--- begin ---

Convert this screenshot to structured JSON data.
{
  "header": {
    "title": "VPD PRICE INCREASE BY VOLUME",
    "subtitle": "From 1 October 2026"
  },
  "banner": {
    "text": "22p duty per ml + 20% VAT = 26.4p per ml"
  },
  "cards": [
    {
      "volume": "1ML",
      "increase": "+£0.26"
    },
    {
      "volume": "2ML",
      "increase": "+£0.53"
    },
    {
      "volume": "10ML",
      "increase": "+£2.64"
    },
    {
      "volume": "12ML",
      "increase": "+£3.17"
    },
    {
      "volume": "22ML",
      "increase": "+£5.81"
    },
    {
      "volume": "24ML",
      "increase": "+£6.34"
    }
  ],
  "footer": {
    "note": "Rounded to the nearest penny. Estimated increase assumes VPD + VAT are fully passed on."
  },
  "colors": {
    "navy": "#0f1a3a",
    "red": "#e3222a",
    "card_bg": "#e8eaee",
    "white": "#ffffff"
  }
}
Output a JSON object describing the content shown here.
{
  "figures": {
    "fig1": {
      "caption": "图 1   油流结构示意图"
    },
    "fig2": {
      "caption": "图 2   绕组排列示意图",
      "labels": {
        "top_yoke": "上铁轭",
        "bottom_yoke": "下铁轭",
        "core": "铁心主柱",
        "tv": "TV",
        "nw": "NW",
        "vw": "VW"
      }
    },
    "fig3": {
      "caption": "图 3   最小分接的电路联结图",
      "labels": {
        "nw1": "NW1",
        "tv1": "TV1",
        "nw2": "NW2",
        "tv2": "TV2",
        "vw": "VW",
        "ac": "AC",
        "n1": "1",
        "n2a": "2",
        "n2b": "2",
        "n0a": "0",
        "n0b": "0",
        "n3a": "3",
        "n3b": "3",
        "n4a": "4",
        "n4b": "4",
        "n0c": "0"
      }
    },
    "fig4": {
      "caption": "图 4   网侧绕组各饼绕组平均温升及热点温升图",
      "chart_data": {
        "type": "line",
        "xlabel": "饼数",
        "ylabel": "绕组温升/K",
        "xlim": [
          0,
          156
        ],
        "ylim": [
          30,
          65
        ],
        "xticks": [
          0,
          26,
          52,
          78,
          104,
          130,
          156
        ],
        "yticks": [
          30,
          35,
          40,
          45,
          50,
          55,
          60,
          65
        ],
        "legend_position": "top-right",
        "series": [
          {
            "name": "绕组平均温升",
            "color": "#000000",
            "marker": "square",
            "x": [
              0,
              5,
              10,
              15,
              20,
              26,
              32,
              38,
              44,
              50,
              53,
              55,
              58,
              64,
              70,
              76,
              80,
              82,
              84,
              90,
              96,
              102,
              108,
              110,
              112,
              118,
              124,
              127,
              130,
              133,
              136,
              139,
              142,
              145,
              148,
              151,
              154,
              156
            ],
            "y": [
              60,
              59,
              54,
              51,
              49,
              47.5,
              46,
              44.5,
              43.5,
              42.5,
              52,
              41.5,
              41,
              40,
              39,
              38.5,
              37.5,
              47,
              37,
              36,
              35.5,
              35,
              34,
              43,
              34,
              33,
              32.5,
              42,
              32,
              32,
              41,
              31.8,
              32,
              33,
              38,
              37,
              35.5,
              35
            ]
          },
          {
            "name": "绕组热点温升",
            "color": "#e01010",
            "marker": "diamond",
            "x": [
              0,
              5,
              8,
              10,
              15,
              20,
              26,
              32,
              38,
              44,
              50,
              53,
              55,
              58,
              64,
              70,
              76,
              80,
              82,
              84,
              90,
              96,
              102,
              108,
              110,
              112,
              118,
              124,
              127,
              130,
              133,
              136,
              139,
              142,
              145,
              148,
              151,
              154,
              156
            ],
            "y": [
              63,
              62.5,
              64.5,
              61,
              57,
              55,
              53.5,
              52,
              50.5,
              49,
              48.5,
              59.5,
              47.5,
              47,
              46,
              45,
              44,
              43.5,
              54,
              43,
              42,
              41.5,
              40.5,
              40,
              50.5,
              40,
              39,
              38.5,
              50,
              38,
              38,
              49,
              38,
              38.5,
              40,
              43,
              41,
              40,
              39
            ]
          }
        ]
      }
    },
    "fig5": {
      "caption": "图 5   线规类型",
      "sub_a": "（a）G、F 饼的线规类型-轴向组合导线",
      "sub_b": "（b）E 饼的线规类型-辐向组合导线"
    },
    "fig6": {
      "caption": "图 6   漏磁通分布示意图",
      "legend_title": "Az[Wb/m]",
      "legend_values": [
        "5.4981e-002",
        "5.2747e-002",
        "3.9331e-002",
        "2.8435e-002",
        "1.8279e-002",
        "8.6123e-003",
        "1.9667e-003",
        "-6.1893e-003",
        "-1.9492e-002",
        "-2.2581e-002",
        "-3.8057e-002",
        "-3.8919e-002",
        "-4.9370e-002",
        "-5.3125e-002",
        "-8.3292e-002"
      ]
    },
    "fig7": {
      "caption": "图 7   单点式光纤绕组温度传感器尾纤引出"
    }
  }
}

--- end ---

Your goal: Write out the full set of records exactly as given.

Finished task:
Convert this screenshot to structured JSON data.
{
  "header": {
    "title": "VPD PRICE INCREASE BY VOLUME",
    "subtitle": "From 1 October 2026"
  },
  "banner": {
    "text": "22p duty per ml + 20% VAT = 26.4p per ml"
  },
  "cards": [
    {
      "volume": "1ML",
      "increase": "+£0.26"
    },
    {
      "volume": "2ML",
      "increase": "+£0.53"
    },
    {
      "volume": "10ML",
      "increase": "+£2.64"
    },
    {
      "volume": "12ML",
      "increase": "+£3.17"
    },
    {
      "volume": "22ML",
      "increase": "+£5.81"
    },
    {
      "volume": "24ML",
      "increase": "+£6.34"
    }
  ],
  "footer": {
    "note": "Rounded to the nearest penny. Estimated increase assumes VPD + VAT are fully passed on."
  },
  "colors": {
    "navy": "#0f1a3a",
    "red": "#e3222a",
    "card_bg": "#e8eaee",
    "white": "#ffffff"
  }
}
Output a JSON object describing the content shown here.
{
  "figures": {
    "fig1": {
      "caption": "图 1   油流结构示意图"
    },
    "fig2": {
      "caption": "图 2   绕组排列示意图",
      "labels": {
        "top_yoke": "上铁轭",
        "bottom_yoke": "下铁轭",
        "core": "铁心主柱",
        "tv": "TV",
        "nw": "NW",
        "vw": "VW"
      }
    },
    "fig3": {
      "caption": "图 3   最小分接的电路联结图",
      "labels": {
        "nw1": "NW1",
        "tv1": "TV1",
        "nw2": "NW2",
        "tv2": "TV2",
        "vw": "VW",
        "ac": "AC",
        "n1": "1",
        "n2a": "2",
        "n2b": "2",
        "n0a": "0",
        "n0b": "0",
        "n3a": "3",
        "n3b": "3",
        "n4a": "4",
        "n4b": "4",
        "n0c": "0"
      }
    },
    "fig4": {
      "caption": "图 4   网侧绕组各饼绕组平均温升及热点温升图",
      "chart_data": {
        "type": "line",
        "xlabel": "饼数",
        "ylabel": "绕组温升/K",
        "xlim": [
          0,
          156
        ],
        "ylim": [
          30,
          65
        ],
        "xticks": [
          0,
          26,
          52,
          78,
          104,
          130,
          156
        ],
        "yticks": [
          30,
          35,
          40,
          45,
          50,
          55,
          60,
          65
        ],
        "legend_position": "top-right",
        "series": [
          {
            "name": "绕组平均温升",
            "color": "#000000",
            "marker": "square",
            "x": [
              0,
              5,
              10,
              15,
              20,
              26,
              32,
              38,
              44,
              50,
              53,
              55,
              58,
              64,
              70,
              76,
              80,
              82,
              84,
              90,
              96,
              102,
              108,
              110,
              112,
              118,
              124,
              127,
              130,
              133,
              136,
              139,
              142,
              145,
              148,
              151,
              154,
              156
            ],
            "y": [
              60,
              59,
              54,
              51,
              49,
              47.5,
              46,
              44.5,
              43.5,
              42.5,
              52,
              41.5,
              41,
              40,
              39,
              38.5,
              37.5,
              47,
              37,
              36,
              35.5,
              35,
              34,
              43,
              34,
              33,
              32.5,
              42,
              32,
              32,
              41,
              31.8,
              32,
              33,
              38,
              37,
              35.5,
              35
            ]
          },
          {
            "name": "绕组热点温升",
            "color": "#e01010",
            "marker": "diamond",
            "x": [
              0,
              5,
              8,
              10,
              15,
              20,
              26,
              32,
              38,
              44,
              50,
              53,
              55,
              58,
              64,
              70,
              76,
              80,
              82,
              84,
              90,
              96,
              102,
              108,
              110,
              112,
              118,
              124,
              127,
              130,
              133,
              136,
              139,
              142,
              145,
              148,
              151,
              154,
              156
            ],
            "y": [
              63,
              62.5,
              64.5,
              61,
              57,
              55,
              53.5,
              52,
              50.5,
              49,
              48.5,
              59.5,
              47.5,
              47,
              46,
              45,
              44,
              43.5,
              54,
              43,
              42,
              41.5,
              40.5,
              40,
              50.5,
              40,
              39,
              38.5,
              50,
              38,
              38,
              49,
              38,
              38.5,
              40,
              43,
              41,
              40,
              39
            ]
          }
        ]
      }
    },
    "fig5": {
      "caption": "图 5   线规类型",
      "sub_a": "（a）G、F 饼的线规类型-轴向组合导线",
      "sub_b": "（b）E 饼的线规类型-辐向组合导线"
    },
    "fig6": {
      "caption": "图 6   漏磁通分布示意图",
      "legend_title": "Az[Wb/m]",
      "legend_values": [
        "5.4981e-002",
        "5.2747e-002",
        "3.9331e-002",
        "2.8435e-002",
        "1.8279e-002",
        "8.6123e-003",
        "1.9667e-003",
        "-6.1893e-003",
        "-1.9492e-002",
        "-2.2581e-002",
        "-3.8057e-002",
        "-3.8919e-002",
        "-4.9370e-002",
        "-5.3125e-002",
        "-8.3292e-002"
      ]
    },
    "fig7": {
      "caption": "图 7   单点式光纤绕组温度传感器尾纤引出"
    }
  }
}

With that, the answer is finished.